SUPPLIED PASSAGE –
(begin)
Nunatsiaq News
NEWS: Iqaluit October 10, 2018 - 10:25 am

Mission complete for Iqaluit water task force

“We conclude the task force and its duties at this time”

COURTNEY EDGAR
After a few months of work to replenish the City of Iqaluit's reservoir of potable water, the water task force has completed its mandate. Amy Elgersma, the acting chief administrative officer for the City of Iqaluit, announced at the Oct. 9 city council meeting that the task force has been concluded. (FILE PHOTO)
After a few months of work to replenish the City of Iqaluit's reservoir of potable water, the water task force has completed its mandate. Amy Elgersma, the acting chief administrative officer for the City of Iqaluit, announced at the Oct. 9 city council meeting that the task force has been concluded. (FILE PHOTO)

Now that Lake Geraldine has been replenished, the work of the City of Iqaluit’s water task force is done.

Acting chief administrative officer Amy Elgersma gave the last water task force update for the foreseeable future at Tuesday’s city council meeting.

“The supplemental pumping is complete. The contractor has completely demobilized from the site. All the hoses and equipment have been returned to the Government of Nunavut and to their respective owners,” Elgersma said.

The water task force was set up on July 24, prompted by concerns that the city may not have sufficient drinking water to last through the winter.

In recent years, researchers have warned that the city may run out of water without steps being taken to increase the water supply or decrease the city’s water demand.

Over the last few months, Elgersma led the task force as it worked to increase the city’s water supply at the Lake Geraldine reservoir through supplementary pumping from the Apex River, which started on Aug. 19.

The task force also worked to decrease the city’s water consumption through public service announcements about being “water-wise” and through repairing old, leaking pipes throughout the city.

“All of the repairs that were identified for this project, the water-loss control program, have been completed,” Elgersma told city council on Tuesday.
(end)
SET TASKS –
1) Please answer these questions about the Iqaluit water task force article:
(a) On what date was the task force set up?
(b) From which river was supplementary water pumped, and when did that pumping start?
(c) Who gave the last task force update at the city council meeting?
2) Carry the Iqaluit water task force article forward by a few paragraphs from its final sentence.

LISTED RECORDS –
(begin)
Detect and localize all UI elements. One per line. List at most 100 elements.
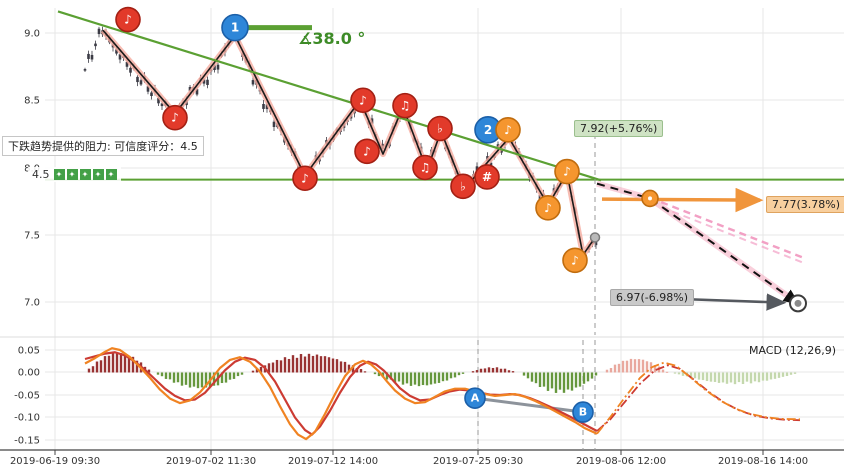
macd-histogram-bar — [389, 372, 393, 380]
macd-histogram-bar — [487, 367, 491, 373]
macd-histogram-bar — [507, 370, 511, 373]
svg-text:♪: ♪ — [571, 253, 579, 267]
pivot-marker-red[interactable]: ♪ — [292, 165, 318, 192]
macd-histogram-bar — [503, 368, 507, 373]
macd-histogram-bar — [582, 372, 586, 384]
macd-histogram-bar — [479, 368, 483, 373]
pivot-marker-blue[interactable]: 2 — [474, 116, 502, 144]
confidence-rating-badge[interactable]: 4.5 ✦ ✦ ✦ ✦ ✦ — [28, 167, 121, 182]
macd-histogram-bar — [562, 372, 566, 393]
svg-text:♫: ♫ — [420, 161, 431, 175]
pivot-marker-orange[interactable]: ♪ — [554, 158, 580, 185]
macd-histogram-bar — [99, 360, 103, 373]
macd-histogram-bar — [781, 372, 785, 377]
pink-projection-line[interactable] — [649, 196, 804, 259]
macd-histogram-bar — [421, 372, 425, 386]
macd-histogram-bar — [331, 358, 335, 373]
macd-histogram-bar — [546, 372, 550, 391]
macd-histogram-bar — [453, 372, 457, 378]
macd-marker-B[interactable]: B — [572, 401, 594, 423]
price-target-label-1[interactable]: 7.77(3.78%) — [766, 196, 844, 213]
macd-histogram-bar — [737, 372, 741, 383]
downtrend-line[interactable] — [57, 10, 602, 182]
macd-histogram-bar — [526, 372, 530, 379]
macd-histogram-bar — [119, 353, 123, 373]
macd-histogram-bar — [204, 372, 208, 388]
macd-histogram-bar — [733, 372, 737, 385]
x-axis-label: 2019-07-25 09:30 — [433, 456, 523, 467]
pivot-marker-red[interactable]: ♪ — [115, 6, 141, 33]
macd-histogram-bar — [339, 361, 343, 373]
pivot-marker-blue[interactable]: 1 — [221, 13, 249, 42]
pivot-marker-red[interactable]: ♪ — [354, 138, 380, 165]
y-axis-label: 7.5 — [24, 231, 40, 242]
macd-y-axis-label: 0.00 — [18, 368, 40, 379]
pivot-marker-red[interactable]: ♭ — [450, 173, 476, 200]
pivot-marker-red[interactable]: ♪ — [162, 104, 188, 131]
pivot-marker-orange[interactable]: ♪ — [562, 247, 588, 274]
svg-text:♪: ♪ — [363, 144, 371, 158]
pivot-marker-red[interactable]: # — [474, 164, 500, 190]
macd-histogram-bar — [271, 362, 275, 373]
svg-text:♪: ♪ — [124, 13, 132, 27]
macd-histogram-bar — [232, 372, 236, 379]
macd-histogram-bar — [617, 363, 621, 373]
macd-histogram-bar — [773, 372, 777, 379]
pivot-marker-orange[interactable] — [641, 189, 659, 208]
svg-text:♭: ♭ — [437, 121, 443, 135]
macd-histogram-bar — [637, 359, 641, 373]
price-target-label-0[interactable]: 7.92(+5.76%) — [574, 120, 664, 137]
target-dot-inner — [794, 299, 802, 307]
pivot-marker-orange[interactable]: ♪ — [535, 195, 561, 221]
macd-histogram-bar — [574, 372, 578, 388]
macd-histogram-bar — [633, 359, 637, 373]
macd-histogram-bar — [449, 372, 453, 379]
macd-histogram-bar — [409, 372, 413, 386]
pivot-marker-red[interactable]: ♫ — [412, 154, 438, 181]
macd-histogram-bar — [156, 372, 160, 375]
macd-histogram-bar — [267, 363, 271, 373]
macd-histogram-bar — [793, 372, 797, 374]
pivot-marker-orange[interactable]: ♪ — [495, 117, 521, 143]
svg-text:♪: ♪ — [301, 171, 309, 185]
macd-indicator-label: MACD (12,26,9) — [748, 344, 836, 357]
pivot-marker-red[interactable]: ♭ — [427, 115, 453, 142]
macd-histogram-bar — [475, 370, 479, 373]
macd-signal-line — [84, 347, 598, 441]
y-axis-label: 9.0 — [24, 29, 40, 40]
macd-histogram-bar — [160, 372, 164, 377]
macd-histogram-bar — [749, 372, 753, 384]
macd-histogram-bar — [701, 372, 705, 381]
macd-histogram-bar — [457, 372, 461, 376]
rating-star-icon: ✦ — [92, 169, 104, 180]
orange-projection-arrow[interactable] — [601, 187, 764, 213]
macd-histogram-bar — [220, 372, 224, 384]
macd-histogram-bar — [625, 360, 629, 373]
svg-text:#: # — [482, 170, 492, 184]
svg-text:B: B — [579, 406, 587, 419]
macd-histogram-bar — [385, 372, 389, 380]
macd-histogram-bar — [753, 372, 757, 382]
macd-histogram-bar — [558, 372, 562, 390]
macd-histogram-bar — [645, 361, 649, 373]
macd-histogram-bar — [495, 367, 499, 373]
macd-histogram-bar — [131, 356, 135, 373]
svg-text:♭: ♭ — [460, 179, 466, 193]
price-end-dot — [589, 232, 601, 243]
macd-histogram-bar — [745, 372, 749, 382]
macd-histogram-bar — [594, 372, 598, 376]
price-target-label-2[interactable]: 6.97(-6.98%) — [610, 289, 694, 306]
macd-histogram-bar — [172, 372, 176, 383]
macd-marker-A[interactable]: A — [464, 387, 486, 409]
pivot-marker-red[interactable]: ♫ — [392, 92, 418, 119]
macd-histogram-bar — [511, 371, 515, 373]
main-projection-line[interactable] — [596, 182, 800, 305]
pivot-marker-red[interactable]: ♪ — [350, 87, 376, 114]
macd-histogram-bar — [192, 372, 196, 387]
macd-histogram-bar — [405, 372, 409, 384]
macd-histogram-bar — [445, 372, 449, 381]
macd-histogram-bar — [291, 355, 295, 373]
macd-histogram-bar — [107, 355, 111, 373]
(end)
REPLIES –
1)
(a) July 24.
(b) The Apex River, starting on Aug. 19.
(c) Amy Elgersma, the acting chief administrative officer for the City of Iqaluit.

2)
Additionally, an engineering consultant has prepared two reports on the utilidor systems that are not functioning as designed, explaining what needs to be corrected in order for them to function properly.

These reports, so far, cover the Plateau area of Iqaluit and the area on Federal Road near the airport. Other reports will follow in other areas, Elgersma said.

The engineering consultant is preparing a budget estimate for correcting the utilidor issues “for a later date,” said Elgersma.

A reverse osmosis unit, which the City of Iqaluit had voted to acquire at the price of $860,000 on Aug. 28 will be a topic of discussion at the next city council meeting.

This machine is intended to be used as a back-up plan in case there is a water emergency this winter, if Lake Geraldine’s supply does not last throughout the freeze-up.

This machine was previously owned by the Government of Nunavut and has been stored in Alberta since being used during a water emergency in Arviat years ago.

While Elgersma told city council at the end of September that water consumption then was 80 per cent of what it had been a year earlier, she also said that the city’s water demand is expected to increase by at least 352,000 cubic metres next year due to growth in the community.

“A request for decision will be presented to council as to whether or not the city wishes to proceed with the procurement with a shelf-ready design,” Elgersma said.

“With that, the mandate of the task force has been completed and we conclude the task force and its duties at this time.”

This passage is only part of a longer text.